Exercise prompt: Will you quote all of the entries, word for word?

Data to use:
#####

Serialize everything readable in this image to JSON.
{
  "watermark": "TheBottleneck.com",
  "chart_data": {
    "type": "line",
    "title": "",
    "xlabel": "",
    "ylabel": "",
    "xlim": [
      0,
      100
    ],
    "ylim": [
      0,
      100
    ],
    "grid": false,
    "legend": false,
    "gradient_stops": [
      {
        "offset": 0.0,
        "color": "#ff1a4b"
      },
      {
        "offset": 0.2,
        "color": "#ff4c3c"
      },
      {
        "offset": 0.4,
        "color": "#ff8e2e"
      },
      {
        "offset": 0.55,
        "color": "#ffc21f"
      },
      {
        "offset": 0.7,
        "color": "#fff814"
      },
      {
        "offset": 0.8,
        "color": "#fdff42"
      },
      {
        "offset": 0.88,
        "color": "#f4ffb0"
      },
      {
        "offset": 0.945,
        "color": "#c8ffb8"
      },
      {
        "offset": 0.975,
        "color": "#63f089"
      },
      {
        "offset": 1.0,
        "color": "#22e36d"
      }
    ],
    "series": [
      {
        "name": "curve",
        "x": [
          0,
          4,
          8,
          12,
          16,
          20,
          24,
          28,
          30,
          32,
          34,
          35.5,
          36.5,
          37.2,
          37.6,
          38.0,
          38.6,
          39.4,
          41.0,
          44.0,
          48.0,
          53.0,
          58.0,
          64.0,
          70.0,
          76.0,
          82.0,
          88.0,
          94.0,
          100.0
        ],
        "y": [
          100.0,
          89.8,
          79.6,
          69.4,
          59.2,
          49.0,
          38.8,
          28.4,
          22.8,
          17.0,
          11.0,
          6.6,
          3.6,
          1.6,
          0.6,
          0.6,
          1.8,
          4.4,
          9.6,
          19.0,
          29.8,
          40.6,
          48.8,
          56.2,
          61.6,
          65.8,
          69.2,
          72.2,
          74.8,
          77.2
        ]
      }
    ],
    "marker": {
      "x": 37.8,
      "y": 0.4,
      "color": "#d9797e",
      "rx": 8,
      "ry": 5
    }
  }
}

#####

Correct output:
Serialize everything readable in this image to JSON.
{
  "watermark": "TheBottleneck.com",
  "chart_data": {
    "type": "line",
    "title": "",
    "xlabel": "",
    "ylabel": "",
    "xlim": [
      0,
      100
    ],
    "ylim": [
      0,
      100
    ],
    "grid": false,
    "legend": false,
    "gradient_stops": [
      {
        "offset": 0.0,
        "color": "#ff1a4b"
      },
      {
        "offset": 0.2,
        "color": "#ff4c3c"
      },
      {
        "offset": 0.4,
        "color": "#ff8e2e"
      },
      {
        "offset": 0.55,
        "color": "#ffc21f"
      },
      {
        "offset": 0.7,
        "color": "#fff814"
      },
      {
        "offset": 0.8,
        "color": "#fdff42"
      },
      {
        "offset": 0.88,
        "color": "#f4ffb0"
      },
      {
        "offset": 0.945,
        "color": "#c8ffb8"
      },
      {
        "offset": 0.975,
        "color": "#63f089"
      },
      {
        "offset": 1.0,
        "color": "#22e36d"
      }
    ],
    "series": [
      {
        "name": "curve",
        "x": [
          0,
          4,
          8,
          12,
          16,
          20,
          24,
          28,
          30,
          32,
          34,
          35.5,
          36.5,
          37.2,
          37.6,
          38.0,
          38.6,
          39.4,
          41.0,
          44.0,
          48.0,
          53.0,
          58.0,
          64.0,
          70.0,
          76.0,
          82.0,
          88.0,
          94.0,
          100.0
        ],
        "y": [
          100.0,
          89.8,
          79.6,
          69.4,
          59.2,
          49.0,
          38.8,
          28.4,
          22.8,
          17.0,
          11.0,
          6.6,
          3.6,
          1.6,
          0.6,
          0.6,
          1.8,
          4.4,
          9.6,
          19.0,
          29.8,
          40.6,
          48.8,
          56.2,
          61.6,
          65.8,
          69.2,
          72.2,
          74.8,
          77.2
        ]
      }
    ],
    "marker": {
      "x": 37.8,
      "y": 0.4,
      "color": "#d9797e",
      "rx": 8,
      "ry": 5
    }
  }
}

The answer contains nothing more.